### What to produce
Quote the records beneath, complete and exact. Leave out images.

### Items
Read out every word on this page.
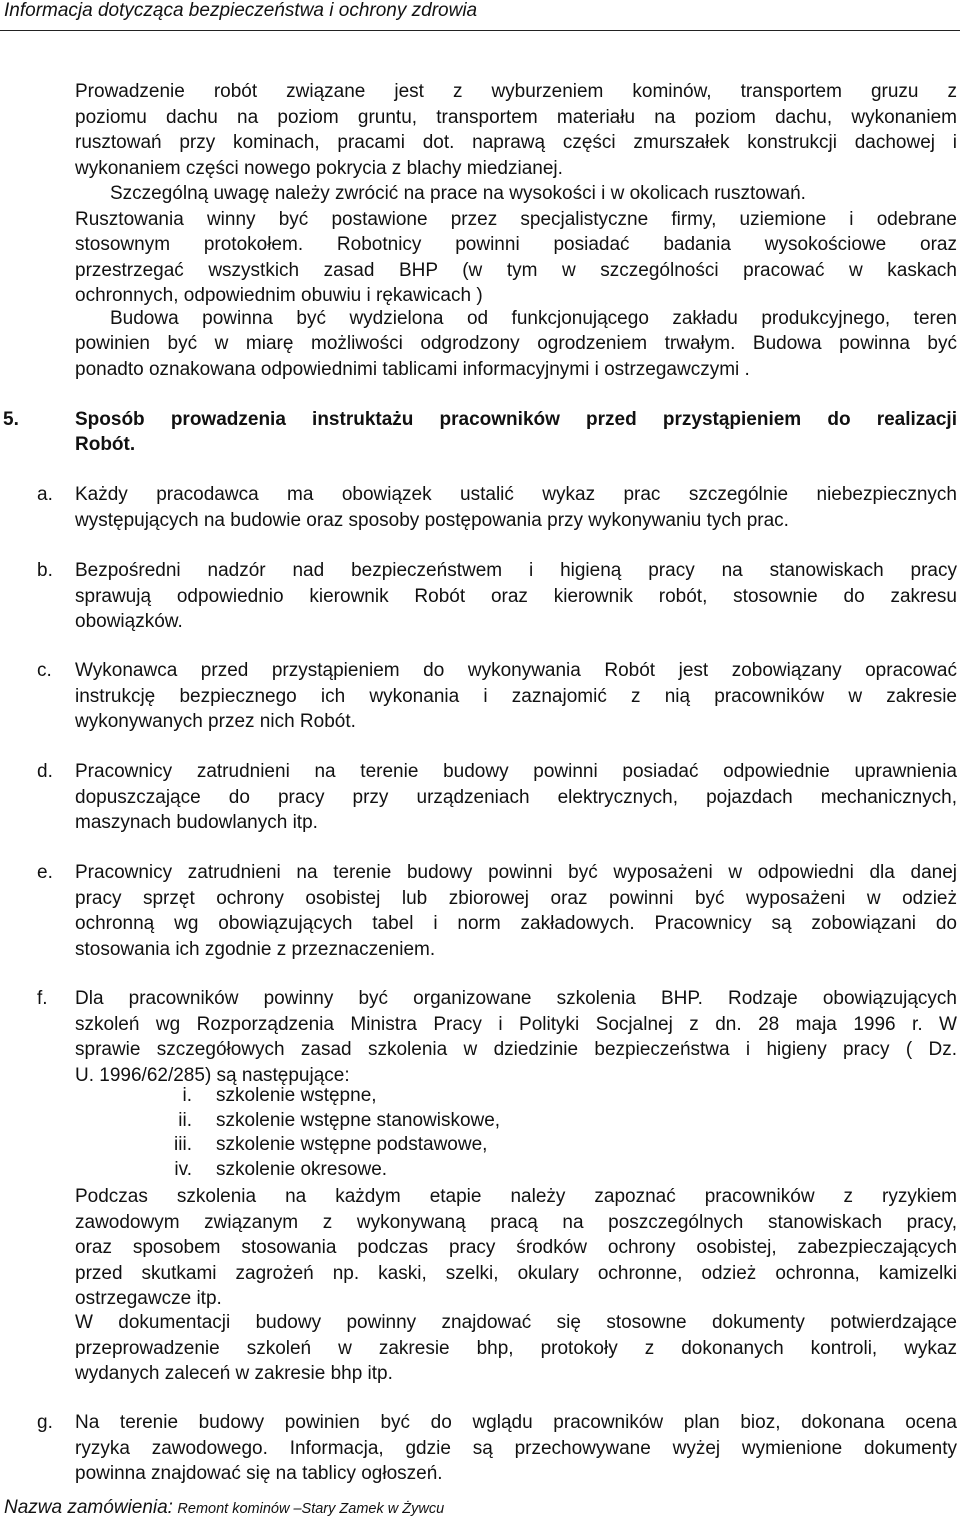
Informacja dotycząca bezpieczeństwa i ochrony zdrowia
Prowadzenie robót związane jest z wyburzeniem kominów, transportem gruzu z
poziomu dachu na poziom gruntu, transportem materiału na poziom dachu, wykonaniem
rusztowań przy kominach, pracami dot. naprawą części zmurszałek konstrukcji dachowej i
wykonaniem części nowego pokrycia z blachy miedzianej.
Szczególną uwagę należy zwrócić na prace na wysokości i w okolicach rusztowań.
Rusztowania winny być postawione przez specjalistyczne firmy, uziemione i odebrane
stosownym protokołem. Robotnicy powinni posiadać badania wysokościowe oraz
przestrzegać wszystkich zasad BHP (w tym w szczególności pracować w kaskach
ochronnych, odpowiednim obuwiu i rękawicach )
Budowa powinna być wydzielona od funkcjonującego zakładu produkcyjnego, teren
powinien być w miarę możliwości odgrodzony ogrodzeniem trwałym. Budowa powinna być
ponadto oznakowana odpowiednimi tablicami informacyjnymi i ostrzegawczymi .
5.	Sposób prowadzenia instruktażu pracowników przed przystąpieniem do realizacji
Robót.
a. Każdy pracodawca ma obowiązek ustalić wykaz prac szczególnie niebezpiecznych
występujących na budowie oraz sposoby postępowania przy wykonywaniu tych prac.
b. Bezpośredni nadzór nad bezpieczeństwem i higieną pracy na stanowiskach pracy
sprawują odpowiednio kierownik Robót oraz kierownik robót, stosownie do zakresu
obowiązków.
c. Wykonawca przed przystąpieniem do wykonywania Robót jest zobowiązany opracować
instrukcję bezpiecznego ich wykonania i zaznajomić z nią pracowników w zakresie
wykonywanych przez nich Robót.
d. Pracownicy zatrudnieni na terenie budowy powinni posiadać odpowiednie uprawnienia
dopuszczające do pracy przy urządzeniach elektrycznych, pojazdach mechanicznych,
maszynach budowlanych itp.
e. Pracownicy zatrudnieni na terenie budowy powinni być wyposażeni w odpowiedni dla danej
pracy sprzęt ochrony osobistej lub zbiorowej oraz powinni być wyposażeni w odzież
ochronną wg obowiązujących tabel i norm zakładowych. Pracownicy są zobowiązani do
stosowania ich zgodnie z przeznaczeniem.
f. Dla pracowników powinny być organizowane szkolenia BHP. Rodzaje obowiązujących
szkoleń wg Rozporządzenia Ministra Pracy i Polityki Socjalnej z dn. 28 maja 1996 r. W
sprawie szczegółowych zasad szkolenia w dziedzinie bezpieczeństwa i higieny pracy ( Dz.
U. 1996/62/285) są następujące:
i. szkolenie wstępne,
ii. szkolenie wstępne stanowiskowe,
iii. szkolenie wstępne podstawowe,
iv. szkolenie okresowe.
Podczas szkolenia na każdym etapie należy zapoznać pracowników z ryzykiem
zawodowym związanym z wykonywaną pracą na poszczególnych stanowiskach pracy,
oraz sposobem stosowania podczas pracy środków ochrony osobistej, zabezpieczających
przed skutkami zagrożeń np. kaski, szelki, okulary ochronne, odzież ochronna, kamizelki
ostrzegawcze itp.
W dokumentacji budowy powinny znajdować się stosowne dokumenty potwierdzające
przeprowadzenie szkoleń w zakresie bhp, protokoły z dokonanych kontroli, wykaz
wydanych zaleceń w zakresie bhp itp.
g. Na terenie budowy powinien być do wglądu pracowników plan bioz, dokonana ocena
ryzyka zawodowego. Informacja, gdzie są przechowywane wyżej wymienione dokumenty
powinna znajdować się na tablicy ogłoszeń.
Nazwa zamówienia: Remont kominów –Stary Zamek w Żywcu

### Expected answer
Read out every word on this page.
Informacja dotycząca bezpieczeństwa i ochrony zdrowia
Prowadzenie robót związane jest z wyburzeniem kominów, transportem gruzu z
poziomu dachu na poziom gruntu, transportem materiału na poziom dachu, wykonaniem
rusztowań przy kominach, pracami dot. naprawą części zmurszałek konstrukcji dachowej i
wykonaniem części nowego pokrycia z blachy miedzianej.
Szczególną uwagę należy zwrócić na prace na wysokości i w okolicach rusztowań.
Rusztowania winny być postawione przez specjalistyczne firmy, uziemione i odebrane
stosownym protokołem. Robotnicy powinni posiadać badania wysokościowe oraz
przestrzegać wszystkich zasad BHP (w tym w szczególności pracować w kaskach
ochronnych, odpowiednim obuwiu i rękawicach )
Budowa powinna być wydzielona od funkcjonującego zakładu produkcyjnego, teren
powinien być w miarę możliwości odgrodzony ogrodzeniem trwałym. Budowa powinna być
ponadto oznakowana odpowiednimi tablicami informacyjnymi i ostrzegawczymi .
5.	Sposób prowadzenia instruktażu pracowników przed przystąpieniem do realizacji
Robót.
a. Każdy pracodawca ma obowiązek ustalić wykaz prac szczególnie niebezpiecznych
występujących na budowie oraz sposoby postępowania przy wykonywaniu tych prac.
b. Bezpośredni nadzór nad bezpieczeństwem i higieną pracy na stanowiskach pracy
sprawują odpowiednio kierownik Robót oraz kierownik robót, stosownie do zakresu
obowiązków.
c. Wykonawca przed przystąpieniem do wykonywania Robót jest zobowiązany opracować
instrukcję bezpiecznego ich wykonania i zaznajomić z nią pracowników w zakresie
wykonywanych przez nich Robót.
d. Pracownicy zatrudnieni na terenie budowy powinni posiadać odpowiednie uprawnienia
dopuszczające do pracy przy urządzeniach elektrycznych, pojazdach mechanicznych,
maszynach budowlanych itp.
e. Pracownicy zatrudnieni na terenie budowy powinni być wyposażeni w odpowiedni dla danej
pracy sprzęt ochrony osobistej lub zbiorowej oraz powinni być wyposażeni w odzież
ochronną wg obowiązujących tabel i norm zakładowych. Pracownicy są zobowiązani do
stosowania ich zgodnie z przeznaczeniem.
f. Dla pracowników powinny być organizowane szkolenia BHP. Rodzaje obowiązujących
szkoleń wg Rozporządzenia Ministra Pracy i Polityki Socjalnej z dn. 28 maja 1996 r. W
sprawie szczegółowych zasad szkolenia w dziedzinie bezpieczeństwa i higieny pracy ( Dz.
U. 1996/62/285) są następujące:
i. szkolenie wstępne,
ii. szkolenie wstępne stanowiskowe,
iii. szkolenie wstępne podstawowe,
iv. szkolenie okresowe.
Podczas szkolenia na każdym etapie należy zapoznać pracowników z ryzykiem
zawodowym związanym z wykonywaną pracą na poszczególnych stanowiskach pracy,
oraz sposobem stosowania podczas pracy środków ochrony osobistej, zabezpieczających
przed skutkami zagrożeń np. kaski, szelki, okulary ochronne, odzież ochronna, kamizelki
ostrzegawcze itp.
W dokumentacji budowy powinny znajdować się stosowne dokumenty potwierdzające
przeprowadzenie szkoleń w zakresie bhp, protokoły z dokonanych kontroli, wykaz
wydanych zaleceń w zakresie bhp itp.
g. Na terenie budowy powinien być do wglądu pracowników plan bioz, dokonana ocena
ryzyka zawodowego. Informacja, gdzie są przechowywane wyżej wymienione dokumenty
powinna znajdować się na tablicy ogłoszeń.
Nazwa zamówienia: Remont kominów –Stary Zamek w Żywcu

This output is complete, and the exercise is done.